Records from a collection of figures
########

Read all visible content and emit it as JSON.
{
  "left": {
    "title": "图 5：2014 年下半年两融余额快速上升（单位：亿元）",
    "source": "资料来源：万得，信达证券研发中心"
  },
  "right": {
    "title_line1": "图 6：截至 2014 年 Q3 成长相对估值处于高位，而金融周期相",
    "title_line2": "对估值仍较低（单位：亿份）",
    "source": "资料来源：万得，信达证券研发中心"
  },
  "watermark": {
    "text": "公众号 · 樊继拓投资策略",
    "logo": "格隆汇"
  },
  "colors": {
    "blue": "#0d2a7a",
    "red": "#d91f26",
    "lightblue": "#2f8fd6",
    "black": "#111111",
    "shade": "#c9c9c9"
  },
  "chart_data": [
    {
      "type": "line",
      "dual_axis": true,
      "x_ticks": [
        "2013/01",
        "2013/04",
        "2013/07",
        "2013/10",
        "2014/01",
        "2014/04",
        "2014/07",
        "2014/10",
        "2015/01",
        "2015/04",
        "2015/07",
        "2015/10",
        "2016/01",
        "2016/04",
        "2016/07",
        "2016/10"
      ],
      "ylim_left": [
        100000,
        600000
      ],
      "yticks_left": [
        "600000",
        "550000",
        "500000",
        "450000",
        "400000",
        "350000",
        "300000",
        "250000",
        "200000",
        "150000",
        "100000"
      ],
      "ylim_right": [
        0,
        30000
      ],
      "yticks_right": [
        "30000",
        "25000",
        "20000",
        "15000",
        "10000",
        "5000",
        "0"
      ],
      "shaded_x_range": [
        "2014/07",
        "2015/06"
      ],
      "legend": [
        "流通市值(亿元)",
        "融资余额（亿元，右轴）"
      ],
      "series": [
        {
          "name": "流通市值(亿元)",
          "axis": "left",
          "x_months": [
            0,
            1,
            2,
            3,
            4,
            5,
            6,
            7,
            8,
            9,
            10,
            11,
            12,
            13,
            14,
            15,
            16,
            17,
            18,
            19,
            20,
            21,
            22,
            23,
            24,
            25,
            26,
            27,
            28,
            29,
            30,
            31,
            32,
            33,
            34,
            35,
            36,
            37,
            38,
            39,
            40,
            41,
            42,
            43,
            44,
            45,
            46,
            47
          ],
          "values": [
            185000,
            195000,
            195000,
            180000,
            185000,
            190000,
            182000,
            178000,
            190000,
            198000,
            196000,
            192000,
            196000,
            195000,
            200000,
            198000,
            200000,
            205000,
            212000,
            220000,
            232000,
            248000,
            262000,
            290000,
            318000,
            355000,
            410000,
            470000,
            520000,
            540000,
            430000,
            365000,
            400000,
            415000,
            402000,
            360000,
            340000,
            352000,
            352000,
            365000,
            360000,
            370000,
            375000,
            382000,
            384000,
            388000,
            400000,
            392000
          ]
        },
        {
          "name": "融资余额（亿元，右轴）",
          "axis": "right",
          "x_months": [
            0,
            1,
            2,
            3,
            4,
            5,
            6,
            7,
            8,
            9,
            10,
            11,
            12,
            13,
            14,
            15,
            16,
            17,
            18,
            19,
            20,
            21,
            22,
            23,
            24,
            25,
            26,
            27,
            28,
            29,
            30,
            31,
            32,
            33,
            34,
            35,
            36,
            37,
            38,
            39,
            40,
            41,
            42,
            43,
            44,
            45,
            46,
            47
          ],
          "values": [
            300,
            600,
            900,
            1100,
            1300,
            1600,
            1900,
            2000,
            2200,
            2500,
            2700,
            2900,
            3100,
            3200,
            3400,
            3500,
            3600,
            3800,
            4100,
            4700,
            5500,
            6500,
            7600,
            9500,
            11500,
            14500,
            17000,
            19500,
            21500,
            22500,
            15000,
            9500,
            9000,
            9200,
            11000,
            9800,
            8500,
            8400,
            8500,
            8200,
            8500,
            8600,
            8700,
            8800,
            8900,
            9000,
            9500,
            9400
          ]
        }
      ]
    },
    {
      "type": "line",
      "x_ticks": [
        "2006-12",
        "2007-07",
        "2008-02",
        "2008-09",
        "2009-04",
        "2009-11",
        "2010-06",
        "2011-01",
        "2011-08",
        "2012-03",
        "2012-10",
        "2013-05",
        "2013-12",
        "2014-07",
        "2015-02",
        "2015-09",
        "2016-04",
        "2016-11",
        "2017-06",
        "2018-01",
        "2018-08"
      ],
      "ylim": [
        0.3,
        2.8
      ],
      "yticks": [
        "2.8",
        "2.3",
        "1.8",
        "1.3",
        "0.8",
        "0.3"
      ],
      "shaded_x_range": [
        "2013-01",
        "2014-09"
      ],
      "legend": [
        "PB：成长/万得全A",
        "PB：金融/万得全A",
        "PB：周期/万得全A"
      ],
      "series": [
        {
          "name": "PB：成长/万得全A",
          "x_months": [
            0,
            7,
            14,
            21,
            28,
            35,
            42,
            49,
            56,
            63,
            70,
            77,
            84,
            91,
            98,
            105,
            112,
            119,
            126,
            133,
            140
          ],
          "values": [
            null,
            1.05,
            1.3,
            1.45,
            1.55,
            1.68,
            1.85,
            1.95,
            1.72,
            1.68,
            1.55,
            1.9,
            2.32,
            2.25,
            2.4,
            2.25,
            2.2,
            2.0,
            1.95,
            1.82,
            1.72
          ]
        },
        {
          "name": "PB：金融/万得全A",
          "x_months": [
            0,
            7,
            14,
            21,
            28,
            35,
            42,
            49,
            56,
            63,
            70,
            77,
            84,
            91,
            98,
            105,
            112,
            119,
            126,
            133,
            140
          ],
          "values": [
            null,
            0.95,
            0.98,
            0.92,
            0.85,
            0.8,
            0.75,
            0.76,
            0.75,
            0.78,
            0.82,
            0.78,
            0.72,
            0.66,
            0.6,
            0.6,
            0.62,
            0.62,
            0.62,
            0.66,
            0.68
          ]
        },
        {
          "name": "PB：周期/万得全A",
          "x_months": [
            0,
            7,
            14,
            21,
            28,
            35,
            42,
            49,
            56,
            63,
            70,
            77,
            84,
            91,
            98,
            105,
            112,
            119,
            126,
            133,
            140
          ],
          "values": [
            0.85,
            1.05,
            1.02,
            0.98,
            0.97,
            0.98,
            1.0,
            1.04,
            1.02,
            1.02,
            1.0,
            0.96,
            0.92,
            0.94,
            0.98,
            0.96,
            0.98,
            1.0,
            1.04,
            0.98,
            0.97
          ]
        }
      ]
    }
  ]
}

########

Brief: Keep only the lines that hold the string "name", and copy them out.

Final answer:
          "name": "流通市值(亿元)",
          "name": "融资余额（亿元，右轴）",
          "name": "PB：成长/万得全A",
          "name": "PB：金融/万得全A",
          "name": "PB：周期/万得全A",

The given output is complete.